**GIVEN TEXT:**
============================================================

The Benton MacKaye Trail: 290 Secluded Miles in the Southern Appalachians
One hundred years ago, MacKaye’s idea for a recreational and economic plan revolving around a footpath extending the length of the Appalachians was published in an article titled “An Appalachian Trail: A Project in Regional Planning” in the October 1921 issue of Journal of Landscape Architecture. MacKaye’s vision has now flourished into the premier long trail in the world and has provided millions of people access to meaningful and healing natural experiences.
But if you want to hike the Southern Appalachians without all the crowds of the AT? Then look no further than the Benton MacKaye Trail. Named for the man who envisioned the Appalachian Trail, this 289.7-mile trail follows his original route from Georgia’s Springer Mountain through the Great Smoky Mountains.
The Benton MacKaye Trail At a Glance
Length: 289.7 miles. Finishers are considered 300-milers.
Trail Type: Point-to-point (can also be made into a 500-mile loop with the Appalachian Trail)
Time to Complete: 3-4 weeks
Best Time to Hike: Spring or fall
Difficulty: Moderate to difficult
Location: Southern Appalachians. The Southern Terminus lies on Springer Mountain in Georgia, just 0.2 miles north of the summit. The Northern Terminus is Baxter Creek Trailhead in North Carolina at the Northeastern edge of Great Smoky Mountains National Park. The trail goes through Georgia, Tennessee, and North Carolina.
Trail difficulty is similar to that of the southern sections of the Appalachian Trail: moderate to difficult. A third of the trail lies within designated Wilderness areas where you’ll walk through temperate forests with mountain laurel slicks and rhododendron tunnels. You will ford numerous small creeks and cross over the Toccoa River on a swinging bridge. The trail runs 93 miles through Great Smoky Mountains National Park, making it the longest trail in the park. You’ll start out following the Lakeshore Trail along Fontana Lake, walk through a 1000ft tunnel, and even share parts of the trail with equestrians. The highest point on the trail is Mount Sterling at 5829ft. Over the course of the trail, there are about 15 miles of road walking.
I will also add that I found sections of the trail to be fairly overgrown. As a lesser-known trail, it is not as well maintained as, say, the much more used Appalachian Trail. I remember a section before hitting Fontana Dam headed northbound where I couldn’t see the trail or the ground due to heavy vegetation. Besides being slow going working your way through the brambles and vines, overgrowth is also prime tick habitat—so be extra cautious, and perhaps go volunteer on a trail crew after your hike!
To get to the Southern Terminus on Springer Mountain, one can fly into Atlanta and drive toward nearby trail towns of Elijay, Suches, and Dahlonega. To get to the Northern Terminus at Baxter Creek Trailhead, which is about two miles from where the Appalachian Trail exits the Smokies, you can take Interstate-40 from Asheville or Knoxville. Standing Bear Farm/Hostel is 13 minutes away from the Northern Terminus, and lodging is available in the town of Newport, Tennessee, about 30 minutes away.
The only permit you need for the Benton MacKaye Trail is for the 93-mile section through Great Smoky Mountains National Park. You can make your backcountry reservation online up to 30 days in advance, or if you’re like me, just a couple days before. However, depending on the season in which you are backpacking will determine how busy and full the backcountry campsites will be. Most of the sites have a capacity ranging from 6-12 people, with Proctor being one of the largest and accommodating up to 20.

============================================================

**WRITTEN EXERCISE:** Pick up the Benton MacKaye Trail article after its final sentence and keep writing it. The records have no connection to the Benton MacKaye Trail article.

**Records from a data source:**
============================================================

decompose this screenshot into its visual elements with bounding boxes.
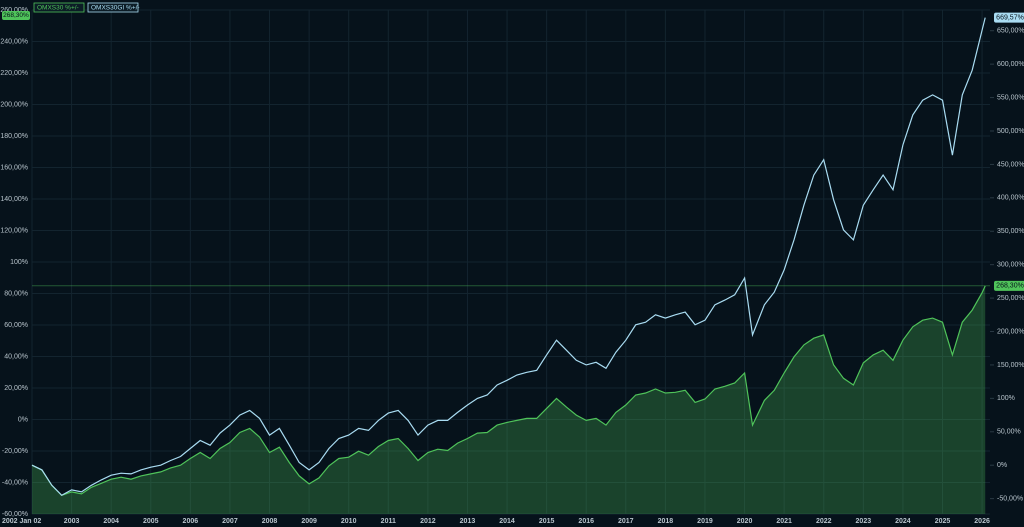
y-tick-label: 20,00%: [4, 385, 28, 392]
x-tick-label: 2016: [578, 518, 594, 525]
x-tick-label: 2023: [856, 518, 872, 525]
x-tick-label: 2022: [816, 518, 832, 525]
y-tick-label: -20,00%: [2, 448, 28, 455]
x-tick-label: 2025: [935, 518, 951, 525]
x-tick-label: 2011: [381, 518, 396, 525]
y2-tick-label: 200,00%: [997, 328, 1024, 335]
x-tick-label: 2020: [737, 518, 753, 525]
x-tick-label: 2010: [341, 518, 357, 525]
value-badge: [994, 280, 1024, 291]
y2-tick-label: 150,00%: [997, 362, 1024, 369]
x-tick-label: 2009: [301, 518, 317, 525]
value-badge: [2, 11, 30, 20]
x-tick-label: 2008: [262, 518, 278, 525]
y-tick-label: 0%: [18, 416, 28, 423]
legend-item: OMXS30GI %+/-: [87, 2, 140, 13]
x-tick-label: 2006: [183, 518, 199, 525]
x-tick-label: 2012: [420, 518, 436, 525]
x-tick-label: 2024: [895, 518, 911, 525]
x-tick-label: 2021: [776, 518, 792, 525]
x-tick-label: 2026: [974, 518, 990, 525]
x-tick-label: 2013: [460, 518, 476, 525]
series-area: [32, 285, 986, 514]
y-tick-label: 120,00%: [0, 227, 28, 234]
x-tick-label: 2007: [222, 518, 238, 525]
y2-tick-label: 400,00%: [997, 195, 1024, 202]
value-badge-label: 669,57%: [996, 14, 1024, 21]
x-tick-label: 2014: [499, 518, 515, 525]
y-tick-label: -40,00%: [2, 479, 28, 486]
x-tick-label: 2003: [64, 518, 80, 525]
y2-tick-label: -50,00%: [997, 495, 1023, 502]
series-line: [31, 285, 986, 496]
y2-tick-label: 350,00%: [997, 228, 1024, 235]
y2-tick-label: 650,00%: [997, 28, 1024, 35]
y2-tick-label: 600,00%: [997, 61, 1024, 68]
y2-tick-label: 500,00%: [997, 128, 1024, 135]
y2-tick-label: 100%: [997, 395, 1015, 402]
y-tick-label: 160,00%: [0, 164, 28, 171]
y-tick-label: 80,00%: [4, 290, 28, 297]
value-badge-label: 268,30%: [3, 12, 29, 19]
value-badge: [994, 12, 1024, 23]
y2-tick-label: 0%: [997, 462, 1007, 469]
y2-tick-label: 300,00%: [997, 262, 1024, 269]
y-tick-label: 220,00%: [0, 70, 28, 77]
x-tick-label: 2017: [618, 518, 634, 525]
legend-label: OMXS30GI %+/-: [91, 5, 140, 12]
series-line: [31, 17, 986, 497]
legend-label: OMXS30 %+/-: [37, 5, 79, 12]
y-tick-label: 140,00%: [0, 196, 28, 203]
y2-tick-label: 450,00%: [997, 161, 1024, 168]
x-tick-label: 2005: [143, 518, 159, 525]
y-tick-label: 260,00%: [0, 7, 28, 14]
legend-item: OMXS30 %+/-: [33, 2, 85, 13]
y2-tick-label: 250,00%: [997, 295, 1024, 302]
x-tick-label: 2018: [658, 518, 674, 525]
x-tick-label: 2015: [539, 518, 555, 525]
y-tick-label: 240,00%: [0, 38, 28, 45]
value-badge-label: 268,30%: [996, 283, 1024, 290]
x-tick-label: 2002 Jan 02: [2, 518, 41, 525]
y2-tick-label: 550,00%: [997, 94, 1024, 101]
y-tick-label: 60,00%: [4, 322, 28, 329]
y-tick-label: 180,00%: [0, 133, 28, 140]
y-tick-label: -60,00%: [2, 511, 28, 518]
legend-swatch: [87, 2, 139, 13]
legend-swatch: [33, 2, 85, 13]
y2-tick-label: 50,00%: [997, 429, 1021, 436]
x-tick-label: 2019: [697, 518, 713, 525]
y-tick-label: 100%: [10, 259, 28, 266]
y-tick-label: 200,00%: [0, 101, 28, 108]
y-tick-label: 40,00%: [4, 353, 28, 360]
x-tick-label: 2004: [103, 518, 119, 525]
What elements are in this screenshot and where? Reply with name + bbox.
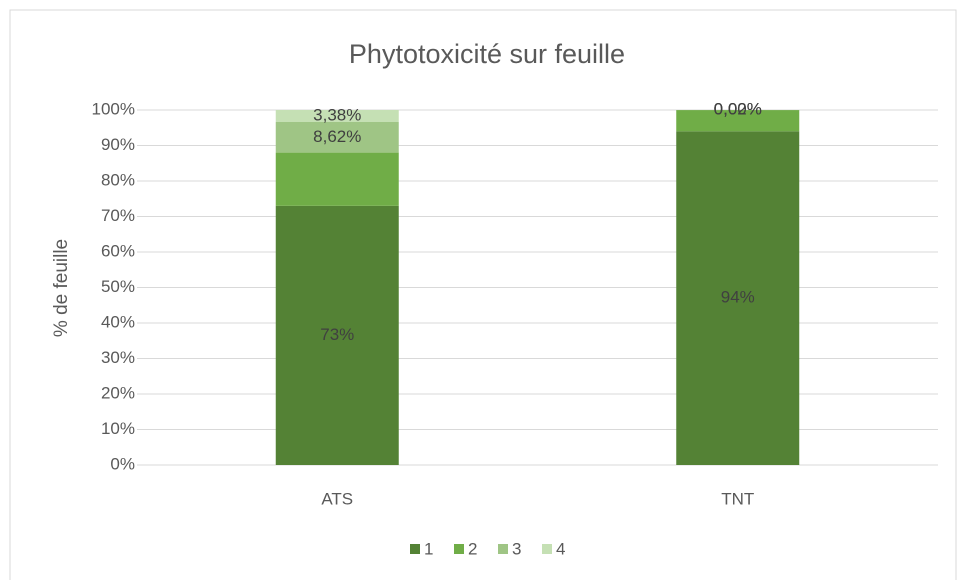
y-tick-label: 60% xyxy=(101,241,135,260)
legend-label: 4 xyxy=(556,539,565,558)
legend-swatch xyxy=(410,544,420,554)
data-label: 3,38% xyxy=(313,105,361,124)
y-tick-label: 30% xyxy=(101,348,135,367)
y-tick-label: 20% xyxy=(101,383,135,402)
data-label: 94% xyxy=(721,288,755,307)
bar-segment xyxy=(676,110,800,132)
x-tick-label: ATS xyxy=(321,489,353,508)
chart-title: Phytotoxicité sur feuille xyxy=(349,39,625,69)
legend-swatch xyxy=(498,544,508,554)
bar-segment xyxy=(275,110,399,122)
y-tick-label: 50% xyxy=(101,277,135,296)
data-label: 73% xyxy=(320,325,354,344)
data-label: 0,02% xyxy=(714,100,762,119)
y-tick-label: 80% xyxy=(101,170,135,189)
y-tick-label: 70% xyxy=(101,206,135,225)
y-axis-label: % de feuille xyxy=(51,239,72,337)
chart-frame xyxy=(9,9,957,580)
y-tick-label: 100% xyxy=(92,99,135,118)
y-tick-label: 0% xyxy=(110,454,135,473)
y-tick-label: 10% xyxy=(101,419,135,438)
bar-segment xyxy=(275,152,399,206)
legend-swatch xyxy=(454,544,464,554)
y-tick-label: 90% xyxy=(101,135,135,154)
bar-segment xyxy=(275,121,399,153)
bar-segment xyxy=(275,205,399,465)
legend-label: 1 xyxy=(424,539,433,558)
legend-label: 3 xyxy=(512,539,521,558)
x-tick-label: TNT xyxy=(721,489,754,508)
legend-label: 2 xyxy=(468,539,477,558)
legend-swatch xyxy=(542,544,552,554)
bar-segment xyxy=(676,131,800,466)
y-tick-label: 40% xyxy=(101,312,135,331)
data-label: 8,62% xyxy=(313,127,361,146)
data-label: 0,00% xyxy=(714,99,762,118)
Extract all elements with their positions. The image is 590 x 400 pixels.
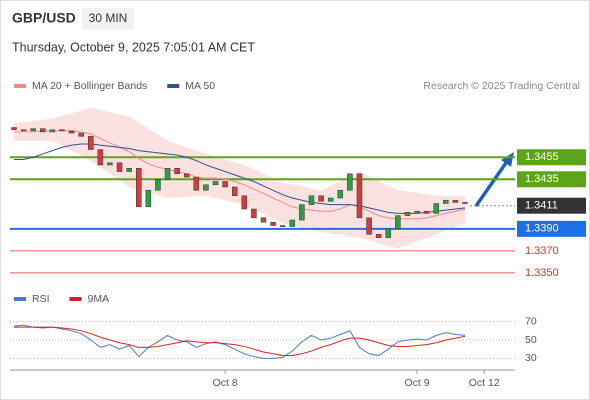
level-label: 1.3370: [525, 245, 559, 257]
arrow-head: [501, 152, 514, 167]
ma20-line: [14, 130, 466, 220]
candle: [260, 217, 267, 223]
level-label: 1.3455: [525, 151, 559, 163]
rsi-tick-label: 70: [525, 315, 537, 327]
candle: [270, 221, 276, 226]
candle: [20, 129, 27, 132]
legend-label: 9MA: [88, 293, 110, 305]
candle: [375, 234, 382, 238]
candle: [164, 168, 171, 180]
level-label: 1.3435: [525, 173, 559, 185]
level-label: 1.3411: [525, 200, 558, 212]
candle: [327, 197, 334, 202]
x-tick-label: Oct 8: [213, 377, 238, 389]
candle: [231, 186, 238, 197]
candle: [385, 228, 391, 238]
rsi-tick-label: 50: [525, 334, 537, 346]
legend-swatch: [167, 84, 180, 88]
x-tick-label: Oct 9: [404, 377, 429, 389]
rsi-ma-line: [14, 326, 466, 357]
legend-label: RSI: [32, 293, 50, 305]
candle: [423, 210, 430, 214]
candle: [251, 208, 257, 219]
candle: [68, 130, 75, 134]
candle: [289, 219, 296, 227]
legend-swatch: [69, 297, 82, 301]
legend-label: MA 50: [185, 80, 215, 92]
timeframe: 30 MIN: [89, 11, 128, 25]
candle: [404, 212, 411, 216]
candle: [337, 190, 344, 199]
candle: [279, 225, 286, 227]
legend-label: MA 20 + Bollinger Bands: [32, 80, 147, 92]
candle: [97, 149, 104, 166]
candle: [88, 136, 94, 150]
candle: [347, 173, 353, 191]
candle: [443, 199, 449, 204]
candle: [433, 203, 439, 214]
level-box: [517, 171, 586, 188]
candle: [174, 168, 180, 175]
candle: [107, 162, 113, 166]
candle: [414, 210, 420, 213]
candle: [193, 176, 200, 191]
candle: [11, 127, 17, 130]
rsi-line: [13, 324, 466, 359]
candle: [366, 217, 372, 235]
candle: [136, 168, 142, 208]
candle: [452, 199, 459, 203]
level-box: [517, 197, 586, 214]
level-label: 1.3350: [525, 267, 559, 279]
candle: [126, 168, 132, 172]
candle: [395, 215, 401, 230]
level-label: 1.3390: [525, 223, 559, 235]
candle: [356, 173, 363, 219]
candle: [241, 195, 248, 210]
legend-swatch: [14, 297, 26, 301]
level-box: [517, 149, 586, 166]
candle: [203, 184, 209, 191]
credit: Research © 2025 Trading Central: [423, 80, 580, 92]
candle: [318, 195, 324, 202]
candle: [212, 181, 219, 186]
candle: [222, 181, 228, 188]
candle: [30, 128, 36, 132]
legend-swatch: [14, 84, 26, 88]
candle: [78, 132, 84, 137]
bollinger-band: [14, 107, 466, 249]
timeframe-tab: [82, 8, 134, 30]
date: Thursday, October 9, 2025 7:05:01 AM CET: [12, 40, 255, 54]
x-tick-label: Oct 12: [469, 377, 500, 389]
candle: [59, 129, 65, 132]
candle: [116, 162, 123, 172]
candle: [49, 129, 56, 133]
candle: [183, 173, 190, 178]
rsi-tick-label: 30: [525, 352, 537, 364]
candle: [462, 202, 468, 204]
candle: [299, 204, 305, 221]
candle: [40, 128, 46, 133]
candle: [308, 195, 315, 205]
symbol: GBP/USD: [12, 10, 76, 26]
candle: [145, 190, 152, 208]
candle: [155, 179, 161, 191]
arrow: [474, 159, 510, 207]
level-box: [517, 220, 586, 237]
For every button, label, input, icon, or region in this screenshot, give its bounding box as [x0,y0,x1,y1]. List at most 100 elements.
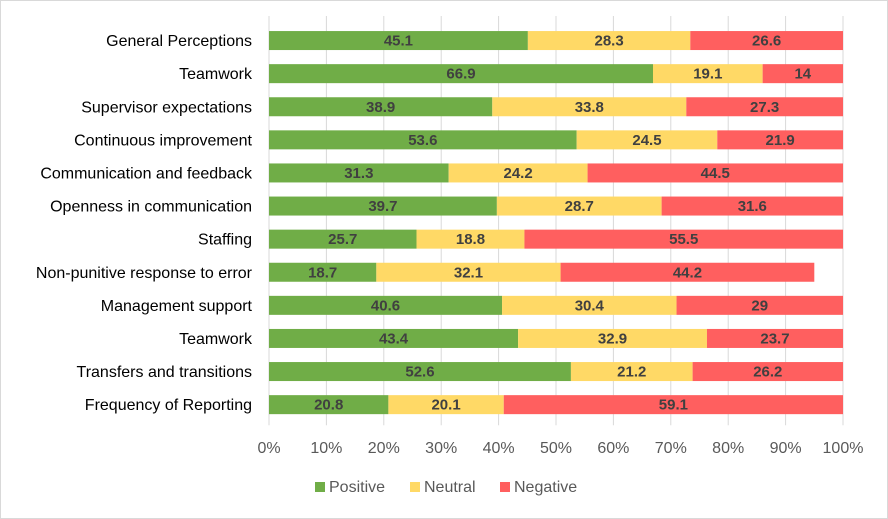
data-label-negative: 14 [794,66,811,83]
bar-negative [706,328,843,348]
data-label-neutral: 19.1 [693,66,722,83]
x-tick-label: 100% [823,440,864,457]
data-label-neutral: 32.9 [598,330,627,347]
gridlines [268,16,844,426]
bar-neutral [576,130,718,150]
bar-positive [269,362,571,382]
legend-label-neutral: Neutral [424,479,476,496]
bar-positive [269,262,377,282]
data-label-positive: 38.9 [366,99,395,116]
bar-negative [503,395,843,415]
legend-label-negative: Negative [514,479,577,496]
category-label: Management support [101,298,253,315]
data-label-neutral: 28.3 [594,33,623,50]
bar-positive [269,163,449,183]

============================================================

**RESULT OF THE EXERCISE:**
When I hiked a section in mid-May I made my reservation a couple days before and all but one site had availability. Then when I hiked the last section in November I made the reservation the night before and only one other was at the site with me. The backcountry reservation fees are $4.00 per person, per night, maxing at $20.00 per person. I ended up paying for an extra day since the fee was non-refundable.
The Benton MacKaye Trail Association has a helpful website and offers a guidebook. You can also purchase relevant National Geographic trail maps for the Smokies via the Association’s website.
The Benton MacKaye Trail is marked with a white diamond blaze on trees. Along with the BMTA’s guidebook, FarOut has a guide you can use on your phone. The only trouble I had with FarOut was when I reached Springer heading Southbound on the BMT, as the icons were not very clear as to where the BMT hit the AT in relation to the summit of Springer and the parking lot. Once I got there I was able to add a comment to the application clearing it up for future Southbounders. The BMT’s Southern Terminus is where it hits the AT 0.2 miles north of the summit. Then you can take the AT either up to the summit or down 0.7 miles to the parking lot.
In the first seven miles heading northbound, you will cross the Appalachian Trail four times and join the AT for a mile after Three Forks, where you will see both diamond and rectangle blazes on trees, up until the trails split at Long Creek Falls.
At mile 71, the BMT intersects the Pinhoti Trail, an Appalachian Trail connector trail, which starts back in Alabama on Flagg Mountain, the first mountain over 1000ft in the Appalachian Range. (I thru-hiked the Pinhoti Trail and then hiked Southbound on the BMT to Springer, then later hiked Northbound from the Pinhoti/BMT junction to the BMT’s Northern Terminus).
The BMT rejoins the AT once more just before Fontana Dam Shelter—just south of Great Smoky Mountains National Park—and the paths coincide until after crossing the dam. The trails split as the BMT follows Fontana Lake while the AT climbs up to the ridgeline.
The BMT also shares tread with the Mountains-to-Sea Trail from mile 242-251, as it descends down from Clingman’s Dome.
Climate and Weather
The Benton MacKaye Trail is open year-round to hikers, and depending on what season you enjoy hiking in, it is user’s choice. Since I section-hiked the trail in four pieces, I hiked in both spring and fall, specifically May and October/November. It’s a real treat to be able to witness the trail in different seasons, and I loved both the bright green trees and flowers as well as the fall foliage and crunchy leaves.
I would probably not recommend hiking in the middle of the summer due to the heat and bugs, nor would I suggest hiking in the winter since you are higher up in the mountains.
There are only three shelters on the Benton MacKaye Trail: one at mile 50.3, the Fontana Dam Shelter (shared with the AT) at mile 193.8, and Laurel Gap Shelter in the Smokies at mile 273.8, just 16 miles from the Northern Terminus. FarOut marks other established campsites you can use, or you can practice Leave No Trace ethics and make sure to camp on durable surfaces and several yards off trail. Again, in the Smokies camping is only allowed at designated backcountry sites and a permit is required.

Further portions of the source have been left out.